_What is needed_
Could you copy out the entire listing below, line for line, with nothing changed?

_Supplied records_
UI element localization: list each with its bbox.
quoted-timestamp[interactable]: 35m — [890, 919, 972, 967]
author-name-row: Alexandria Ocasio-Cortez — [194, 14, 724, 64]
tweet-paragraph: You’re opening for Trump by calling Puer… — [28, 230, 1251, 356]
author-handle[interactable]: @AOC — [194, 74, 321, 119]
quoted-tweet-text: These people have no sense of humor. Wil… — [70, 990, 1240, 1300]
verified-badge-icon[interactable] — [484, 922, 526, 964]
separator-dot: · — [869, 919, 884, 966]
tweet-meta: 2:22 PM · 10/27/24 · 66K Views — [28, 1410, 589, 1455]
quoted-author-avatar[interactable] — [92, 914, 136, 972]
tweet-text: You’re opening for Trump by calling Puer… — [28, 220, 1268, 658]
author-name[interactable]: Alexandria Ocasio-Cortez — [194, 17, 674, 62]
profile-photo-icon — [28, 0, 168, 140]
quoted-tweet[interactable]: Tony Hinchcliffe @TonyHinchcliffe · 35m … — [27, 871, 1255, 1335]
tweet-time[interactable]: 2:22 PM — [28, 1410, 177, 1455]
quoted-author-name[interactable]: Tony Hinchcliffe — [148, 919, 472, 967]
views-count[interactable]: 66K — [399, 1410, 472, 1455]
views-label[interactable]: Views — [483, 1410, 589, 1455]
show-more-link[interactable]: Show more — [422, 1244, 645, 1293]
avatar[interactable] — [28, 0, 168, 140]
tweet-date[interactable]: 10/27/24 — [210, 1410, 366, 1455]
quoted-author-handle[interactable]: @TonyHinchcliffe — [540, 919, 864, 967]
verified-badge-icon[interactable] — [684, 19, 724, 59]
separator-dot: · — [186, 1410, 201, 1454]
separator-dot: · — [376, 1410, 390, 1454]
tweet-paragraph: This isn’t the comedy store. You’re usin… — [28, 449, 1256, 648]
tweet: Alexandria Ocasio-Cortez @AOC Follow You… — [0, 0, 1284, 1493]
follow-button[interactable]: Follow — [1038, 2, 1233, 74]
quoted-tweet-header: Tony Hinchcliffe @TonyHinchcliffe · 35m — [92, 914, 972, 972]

_Worked answer_
UI element localization: list each with its bbox.
quoted-timestamp[interactable]: 35m — [890, 919, 972, 967]
author-name-row: Alexandria Ocasio-Cortez — [194, 14, 724, 64]
tweet-paragraph: You’re opening for Trump by calling Puer… — [28, 230, 1251, 356]
author-handle[interactable]: @AOC — [194, 74, 321, 119]
quoted-tweet-text: These people have no sense of humor. Wil… — [70, 990, 1240, 1300]
verified-badge-icon[interactable] — [484, 922, 526, 964]
separator-dot: · — [869, 919, 884, 966]
tweet-meta: 2:22 PM · 10/27/24 · 66K Views — [28, 1410, 589, 1455]
quoted-author-avatar[interactable] — [92, 914, 136, 972]
tweet-text: You’re opening for Trump by calling Puer… — [28, 220, 1268, 658]
author-name[interactable]: Alexandria Ocasio-Cortez — [194, 17, 674, 62]
profile-photo-icon — [28, 0, 168, 140]
quoted-tweet[interactable]: Tony Hinchcliffe @TonyHinchcliffe · 35m … — [27, 871, 1255, 1335]
tweet-time[interactable]: 2:22 PM — [28, 1410, 177, 1455]
quoted-author-name[interactable]: Tony Hinchcliffe — [148, 919, 472, 967]
views-count[interactable]: 66K — [399, 1410, 472, 1455]
views-label[interactable]: Views — [483, 1410, 589, 1455]
show-more-link[interactable]: Show more — [422, 1244, 645, 1293]
avatar[interactable] — [28, 0, 168, 140]
tweet-date[interactable]: 10/27/24 — [210, 1410, 366, 1455]
quoted-author-handle[interactable]: @TonyHinchcliffe — [540, 919, 864, 967]
verified-badge-icon[interactable] — [684, 19, 724, 59]
separator-dot: · — [186, 1410, 201, 1454]
separator-dot: · — [376, 1410, 390, 1454]
tweet-paragraph: This isn’t the comedy store. You’re usin… — [28, 449, 1256, 648]
tweet: Alexandria Ocasio-Cortez @AOC Follow You… — [0, 0, 1284, 1493]
follow-button[interactable]: Follow — [1038, 2, 1233, 74]
quoted-tweet-header: Tony Hinchcliffe @TonyHinchcliffe · 35m — [92, 914, 972, 972]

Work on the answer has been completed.